TO DO:
Reproduce the material in full, unchanged.

━━━ RECORDS TO PROCESS ━━━

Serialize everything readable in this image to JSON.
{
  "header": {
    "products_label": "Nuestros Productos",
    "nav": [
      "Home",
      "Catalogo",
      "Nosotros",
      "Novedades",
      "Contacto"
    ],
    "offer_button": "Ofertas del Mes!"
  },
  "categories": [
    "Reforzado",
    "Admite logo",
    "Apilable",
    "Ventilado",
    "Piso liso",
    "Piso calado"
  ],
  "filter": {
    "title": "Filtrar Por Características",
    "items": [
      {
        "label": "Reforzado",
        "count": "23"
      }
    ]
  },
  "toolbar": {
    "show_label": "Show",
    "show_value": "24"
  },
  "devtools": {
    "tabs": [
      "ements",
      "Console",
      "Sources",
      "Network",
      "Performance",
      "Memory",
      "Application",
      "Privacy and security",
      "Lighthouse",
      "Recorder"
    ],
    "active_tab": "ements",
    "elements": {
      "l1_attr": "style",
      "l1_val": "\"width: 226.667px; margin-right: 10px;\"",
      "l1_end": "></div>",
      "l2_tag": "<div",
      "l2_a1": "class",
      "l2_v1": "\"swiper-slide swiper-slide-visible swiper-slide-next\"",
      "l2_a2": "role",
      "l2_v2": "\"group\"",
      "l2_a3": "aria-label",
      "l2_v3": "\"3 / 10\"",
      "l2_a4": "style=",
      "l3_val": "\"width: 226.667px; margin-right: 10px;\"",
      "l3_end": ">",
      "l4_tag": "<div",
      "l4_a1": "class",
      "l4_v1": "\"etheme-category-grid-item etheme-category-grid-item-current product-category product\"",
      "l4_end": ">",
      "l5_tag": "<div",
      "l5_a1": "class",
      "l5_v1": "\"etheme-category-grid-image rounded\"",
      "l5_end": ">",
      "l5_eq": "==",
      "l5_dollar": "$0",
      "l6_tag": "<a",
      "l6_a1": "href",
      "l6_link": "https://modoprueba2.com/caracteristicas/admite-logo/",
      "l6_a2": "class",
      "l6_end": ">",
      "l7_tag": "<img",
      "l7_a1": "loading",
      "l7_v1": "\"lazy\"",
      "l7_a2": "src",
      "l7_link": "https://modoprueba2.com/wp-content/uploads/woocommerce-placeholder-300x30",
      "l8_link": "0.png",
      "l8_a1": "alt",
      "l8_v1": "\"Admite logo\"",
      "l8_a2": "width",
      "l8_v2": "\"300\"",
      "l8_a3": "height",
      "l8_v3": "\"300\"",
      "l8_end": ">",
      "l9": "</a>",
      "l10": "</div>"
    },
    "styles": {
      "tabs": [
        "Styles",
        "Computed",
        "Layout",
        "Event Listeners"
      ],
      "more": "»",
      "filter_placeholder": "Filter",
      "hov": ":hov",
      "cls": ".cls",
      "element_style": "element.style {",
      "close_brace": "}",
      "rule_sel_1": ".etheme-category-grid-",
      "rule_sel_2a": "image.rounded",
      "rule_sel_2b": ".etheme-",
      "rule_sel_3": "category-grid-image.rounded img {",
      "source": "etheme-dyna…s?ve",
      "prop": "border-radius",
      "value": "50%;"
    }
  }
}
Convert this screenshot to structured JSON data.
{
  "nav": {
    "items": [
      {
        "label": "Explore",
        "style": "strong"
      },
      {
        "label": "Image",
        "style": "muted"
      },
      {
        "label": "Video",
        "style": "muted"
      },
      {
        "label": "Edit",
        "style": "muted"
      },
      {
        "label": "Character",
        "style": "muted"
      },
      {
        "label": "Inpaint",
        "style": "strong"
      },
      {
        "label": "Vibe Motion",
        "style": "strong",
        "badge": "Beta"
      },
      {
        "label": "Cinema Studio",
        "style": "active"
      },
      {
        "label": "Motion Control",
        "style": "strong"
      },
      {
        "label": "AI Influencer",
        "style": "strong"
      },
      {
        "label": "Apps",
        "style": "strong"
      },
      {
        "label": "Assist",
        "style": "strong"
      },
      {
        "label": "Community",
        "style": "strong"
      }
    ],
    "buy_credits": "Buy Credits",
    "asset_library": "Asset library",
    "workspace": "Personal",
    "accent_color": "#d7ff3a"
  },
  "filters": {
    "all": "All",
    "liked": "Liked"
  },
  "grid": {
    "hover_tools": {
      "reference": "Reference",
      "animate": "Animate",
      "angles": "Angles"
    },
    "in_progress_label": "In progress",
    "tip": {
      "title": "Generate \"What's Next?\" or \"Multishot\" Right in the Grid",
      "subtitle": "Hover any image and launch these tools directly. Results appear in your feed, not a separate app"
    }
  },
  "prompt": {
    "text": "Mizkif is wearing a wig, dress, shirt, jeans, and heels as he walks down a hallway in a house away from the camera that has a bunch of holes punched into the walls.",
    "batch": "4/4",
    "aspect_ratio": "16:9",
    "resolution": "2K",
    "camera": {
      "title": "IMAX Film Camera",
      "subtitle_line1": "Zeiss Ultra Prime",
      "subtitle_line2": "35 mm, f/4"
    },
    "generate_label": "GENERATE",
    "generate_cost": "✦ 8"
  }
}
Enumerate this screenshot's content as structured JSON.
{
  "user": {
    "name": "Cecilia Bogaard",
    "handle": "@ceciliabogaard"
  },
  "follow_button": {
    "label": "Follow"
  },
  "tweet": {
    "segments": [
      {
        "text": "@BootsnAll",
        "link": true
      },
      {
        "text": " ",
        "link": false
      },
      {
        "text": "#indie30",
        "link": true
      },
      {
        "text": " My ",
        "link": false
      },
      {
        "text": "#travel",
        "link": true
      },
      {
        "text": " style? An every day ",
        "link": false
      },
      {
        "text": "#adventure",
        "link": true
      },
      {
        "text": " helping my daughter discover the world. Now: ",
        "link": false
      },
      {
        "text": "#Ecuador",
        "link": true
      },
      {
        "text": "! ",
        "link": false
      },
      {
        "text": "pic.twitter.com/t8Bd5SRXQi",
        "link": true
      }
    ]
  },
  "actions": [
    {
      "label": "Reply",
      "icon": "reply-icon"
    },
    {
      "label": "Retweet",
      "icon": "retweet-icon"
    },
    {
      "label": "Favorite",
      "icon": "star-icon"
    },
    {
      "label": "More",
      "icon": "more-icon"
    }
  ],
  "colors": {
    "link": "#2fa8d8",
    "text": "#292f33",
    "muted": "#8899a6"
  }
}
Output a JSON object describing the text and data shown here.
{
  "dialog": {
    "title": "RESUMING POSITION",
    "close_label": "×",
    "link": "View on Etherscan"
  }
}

━━━

OUTPUT FOR THIS TASK:
Serialize everything readable in this image to JSON.
{
  "header": {
    "products_label": "Nuestros Productos",
    "nav": [
      "Home",
      "Catalogo",
      "Nosotros",
      "Novedades",
      "Contacto"
    ],
    "offer_button": "Ofertas del Mes!"
  },
  "categories": [
    "Reforzado",
    "Admite logo",
    "Apilable",
    "Ventilado",
    "Piso liso",
    "Piso calado"
  ],
  "filter": {
    "title": "Filtrar Por Características",
    "items": [
      {
        "label": "Reforzado",
        "count": "23"
      }
    ]
  },
  "toolbar": {
    "show_label": "Show",
    "show_value": "24"
  },
  "devtools": {
    "tabs": [
      "ements",
      "Console",
      "Sources",
      "Network",
      "Performance",
      "Memory",
      "Application",
      "Privacy and security",
      "Lighthouse",
      "Recorder"
    ],
    "active_tab": "ements",
    "elements": {
      "l1_attr": "style",
      "l1_val": "\"width: 226.667px; margin-right: 10px;\"",
      "l1_end": "></div>",
      "l2_tag": "<div",
      "l2_a1": "class",
      "l2_v1": "\"swiper-slide swiper-slide-visible swiper-slide-next\"",
      "l2_a2": "role",
      "l2_v2": "\"group\"",
      "l2_a3": "aria-label",
      "l2_v3": "\"3 / 10\"",
      "l2_a4": "style=",
      "l3_val": "\"width: 226.667px; margin-right: 10px;\"",
      "l3_end": ">",
      "l4_tag": "<div",
      "l4_a1": "class",
      "l4_v1": "\"etheme-category-grid-item etheme-category-grid-item-current product-category product\"",
      "l4_end": ">",
      "l5_tag": "<div",
      "l5_a1": "class",
      "l5_v1": "\"etheme-category-grid-image rounded\"",
      "l5_end": ">",
      "l5_eq": "==",
      "l5_dollar": "$0",
      "l6_tag": "<a",
      "l6_a1": "href",
      "l6_link": "https://modoprueba2.com/caracteristicas/admite-logo/",
      "l6_a2": "class",
      "l6_end": ">",
      "l7_tag": "<img",
      "l7_a1": "loading",
      "l7_v1": "\"lazy\"",
      "l7_a2": "src",
      "l7_link": "https://modoprueba2.com/wp-content/uploads/woocommerce-placeholder-300x30",
      "l8_link": "0.png",
      "l8_a1": "alt",
      "l8_v1": "\"Admite logo\"",
      "l8_a2": "width",
      "l8_v2": "\"300\"",
      "l8_a3": "height",
      "l8_v3": "\"300\"",
      "l8_end": ">",
      "l9": "</a>",
      "l10": "</div>"
    },
    "styles": {
      "tabs": [
        "Styles",
        "Computed",
        "Layout",
        "Event Listeners"
      ],
      "more": "»",
      "filter_placeholder": "Filter",
      "hov": ":hov",
      "cls": ".cls",
      "element_style": "element.style {",
      "close_brace": "}",
      "rule_sel_1": ".etheme-category-grid-",
      "rule_sel_2a": "image.rounded",
      "rule_sel_2b": ".etheme-",
      "rule_sel_3": "category-grid-image.rounded img {",
      "source": "etheme-dyna…s?ve",
      "prop": "border-radius",
      "value": "50%;"
    }
  }
}
Convert this screenshot to structured JSON data.
{
  "nav": {
    "items": [
      {
        "label": "Explore",
        "style": "strong"
      },
      {
        "label": "Image",
        "style": "muted"
      },
      {
        "label": "Video",
        "style": "muted"
      },
      {
        "label": "Edit",
        "style": "muted"
      },
      {
        "label": "Character",
        "style": "muted"
      },
      {
        "label": "Inpaint",
        "style": "strong"
      },
      {
        "label": "Vibe Motion",
        "style": "strong",
        "badge": "Beta"
      },
      {
        "label": "Cinema Studio",
        "style": "active"
      },
      {
        "label": "Motion Control",
        "style": "strong"
      },
      {
        "label": "AI Influencer",
        "style": "strong"
      },
      {
        "label": "Apps",
        "style": "strong"
      },
      {
        "label": "Assist",
        "style": "strong"
      },
      {
        "label": "Community",
        "style": "strong"
      }
    ],
    "buy_credits": "Buy Credits",
    "asset_library": "Asset library",
    "workspace": "Personal",
    "accent_color": "#d7ff3a"
  },
  "filters": {
    "all": "All",
    "liked": "Liked"
  },
  "grid": {
    "hover_tools": {
      "reference": "Reference",
      "animate": "Animate",
      "angles": "Angles"
    },
    "in_progress_label": "In progress",
    "tip": {
      "title": "Generate \"What's Next?\" or \"Multishot\" Right in the Grid",
      "subtitle": "Hover any image and launch these tools directly. Results appear in your feed, not a separate app"
    }
  },
  "prompt": {
    "text": "Mizkif is wearing a wig, dress, shirt, jeans, and heels as he walks down a hallway in a house away from the camera that has a bunch of holes punched into the walls.",
    "batch": "4/4",
    "aspect_ratio": "16:9",
    "resolution": "2K",
    "camera": {
      "title": "IMAX Film Camera",
      "subtitle_line1": "Zeiss Ultra Prime",
      "subtitle_line2": "35 mm, f/4"
    },
    "generate_label": "GENERATE",
    "generate_cost": "✦ 8"
  }
}
Enumerate this screenshot's content as structured JSON.
{
  "user": {
    "name": "Cecilia Bogaard",
    "handle": "@ceciliabogaard"
  },
  "follow_button": {
    "label": "Follow"
  },
  "tweet": {
    "segments": [
      {
        "text": "@BootsnAll",
        "link": true
      },
      {
        "text": " ",
        "link": false
      },
      {
        "text": "#indie30",
        "link": true
      },
      {
        "text": " My ",
        "link": false
      },
      {
        "text": "#travel",
        "link": true
      },
      {
        "text": " style? An every day ",
        "link": false
      },
      {
        "text": "#adventure",
        "link": true
      },
      {
        "text": " helping my daughter discover the world. Now: ",
        "link": false
      },
      {
        "text": "#Ecuador",
        "link": true
      },
      {
        "text": "! ",
        "link": false
      },
      {
        "text": "pic.twitter.com/t8Bd5SRXQi",
        "link": true
      }
    ]
  },
  "actions": [
    {
      "label": "Reply",
      "icon": "reply-icon"
    },
    {
      "label": "Retweet",
      "icon": "retweet-icon"
    },
    {
      "label": "Favorite",
      "icon": "star-icon"
    },
    {
      "label": "More",
      "icon": "more-icon"
    }
  ],
  "colors": {
    "link": "#2fa8d8",
    "text": "#292f33",
    "muted": "#8899a6"
  }
}
Output a JSON object describing the text and data shown here.
{
  "dialog": {
    "title": "RESUMING POSITION",
    "close_label": "×",
    "link": "View on Etherscan"
  }
}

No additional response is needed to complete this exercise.